— Start Recorded data —

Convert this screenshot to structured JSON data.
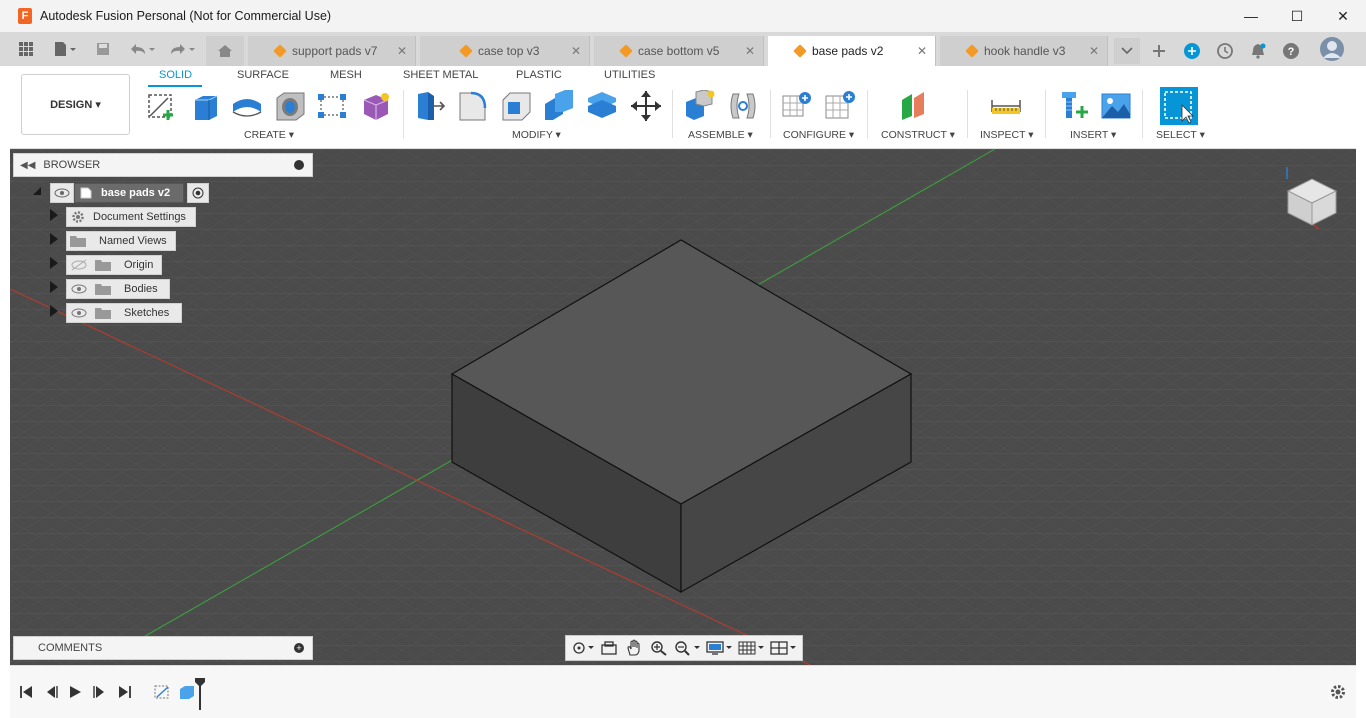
{
  "window": {
    "title": "Autodesk Fusion Personal (Not for Commercial Use)",
    "app_icon_letter": "F",
    "minimize_glyph": "—",
    "maximize_glyph": "☐",
    "close_glyph": "✕"
  },
  "tabs": [
    {
      "label": "support pads v7",
      "active": false
    },
    {
      "label": "case top v3",
      "active": false
    },
    {
      "label": "case bottom v5",
      "active": false
    },
    {
      "label": "base pads v2",
      "active": true
    },
    {
      "label": "hook handle v3",
      "active": false
    }
  ],
  "tab_close_glyph": "✕",
  "workspace": {
    "label": "DESIGN ▾",
    "tabs": [
      "SOLID",
      "SURFACE",
      "MESH",
      "SHEET METAL",
      "PLASTIC",
      "UTILITIES"
    ],
    "active_tab": "SOLID"
  },
  "toolbar_groups": {
    "create": "CREATE ▾",
    "modify": "MODIFY ▾",
    "assemble": "ASSEMBLE ▾",
    "configure": "CONFIGURE ▾",
    "construct": "CONSTRUCT ▾",
    "inspect": "INSPECT ▾",
    "insert": "INSERT ▾",
    "select": "SELECT ▾"
  },
  "browser": {
    "title": "BROWSER",
    "root": "base pads v2",
    "items": [
      {
        "label": "Document Settings",
        "icon": "gear-icon"
      },
      {
        "label": "Named Views",
        "icon": "folder-icon"
      },
      {
        "label": "Origin",
        "icon": "folder-icon",
        "visibility": "hidden"
      },
      {
        "label": "Bodies",
        "icon": "folder-icon",
        "visibility": "visible"
      },
      {
        "label": "Sketches",
        "icon": "folder-icon",
        "visibility": "visible"
      }
    ]
  },
  "comments": {
    "title": "COMMENTS"
  },
  "colors": {
    "accent": "#0696d7",
    "viewport_bg": "#4a4a4a",
    "body_top": "#5a5a5a",
    "body_left": "#3f3f3f",
    "body_right": "#474747",
    "tab_cube": "#f39a26",
    "axis_x": "#c0392b",
    "axis_y": "#3aa63a"
  }
}
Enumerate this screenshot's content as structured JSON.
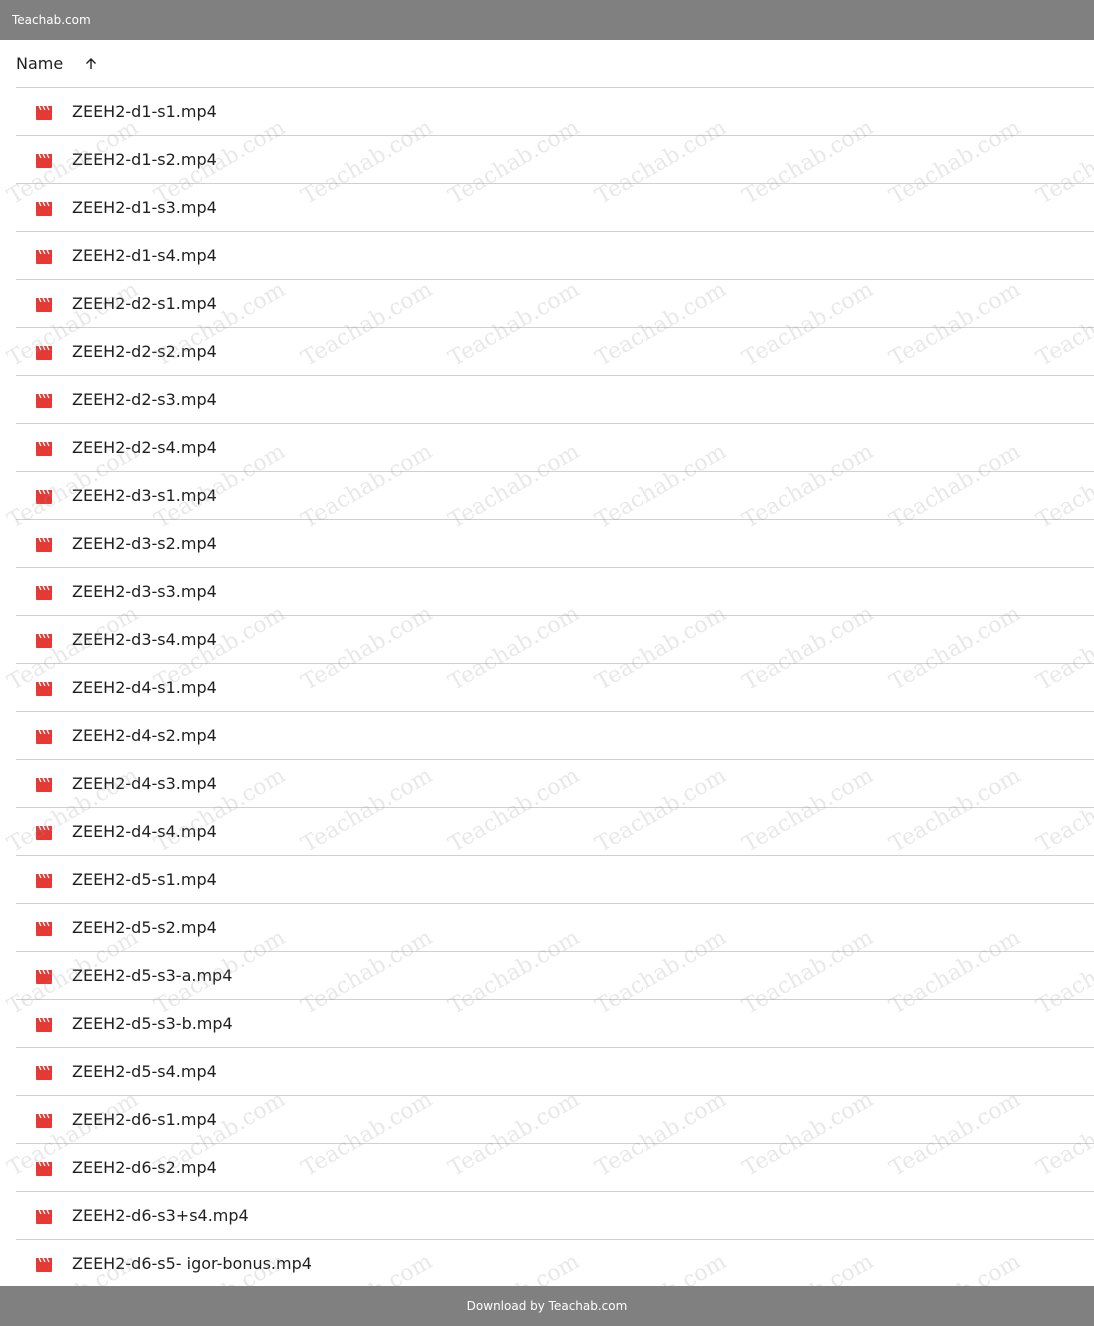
{
  "top_bar": {
    "title": "Teachab.com"
  },
  "list": {
    "column_header": "Name",
    "sort_icon": "arrow-up-icon",
    "file_icon": "video-file-icon",
    "file_icon_color": "#e53935",
    "files": [
      "ZEEH2-d1-s1.mp4",
      "ZEEH2-d1-s2.mp4",
      "ZEEH2-d1-s3.mp4",
      "ZEEH2-d1-s4.mp4",
      "ZEEH2-d2-s1.mp4",
      "ZEEH2-d2-s2.mp4",
      "ZEEH2-d2-s3.mp4",
      "ZEEH2-d2-s4.mp4",
      "ZEEH2-d3-s1.mp4",
      "ZEEH2-d3-s2.mp4",
      "ZEEH2-d3-s3.mp4",
      "ZEEH2-d3-s4.mp4",
      "ZEEH2-d4-s1.mp4",
      "ZEEH2-d4-s2.mp4",
      "ZEEH2-d4-s3.mp4",
      "ZEEH2-d4-s4.mp4",
      "ZEEH2-d5-s1.mp4",
      "ZEEH2-d5-s2.mp4",
      "ZEEH2-d5-s3-a.mp4",
      "ZEEH2-d5-s3-b.mp4",
      "ZEEH2-d5-s4.mp4",
      "ZEEH2-d6-s1.mp4",
      "ZEEH2-d6-s2.mp4",
      "ZEEH2-d6-s3+s4.mp4",
      "ZEEH2-d6-s5- igor-bonus.mp4"
    ]
  },
  "watermark": {
    "text": "Teachab.com"
  },
  "bottom_bar": {
    "text": "Download by Teachab.com"
  }
}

— End Recorded data —

The request:
Go through the records and show every line with the string "text" in it.

The response:
    "text": "Teachab.com"
    "text": "Download by Teachab.com"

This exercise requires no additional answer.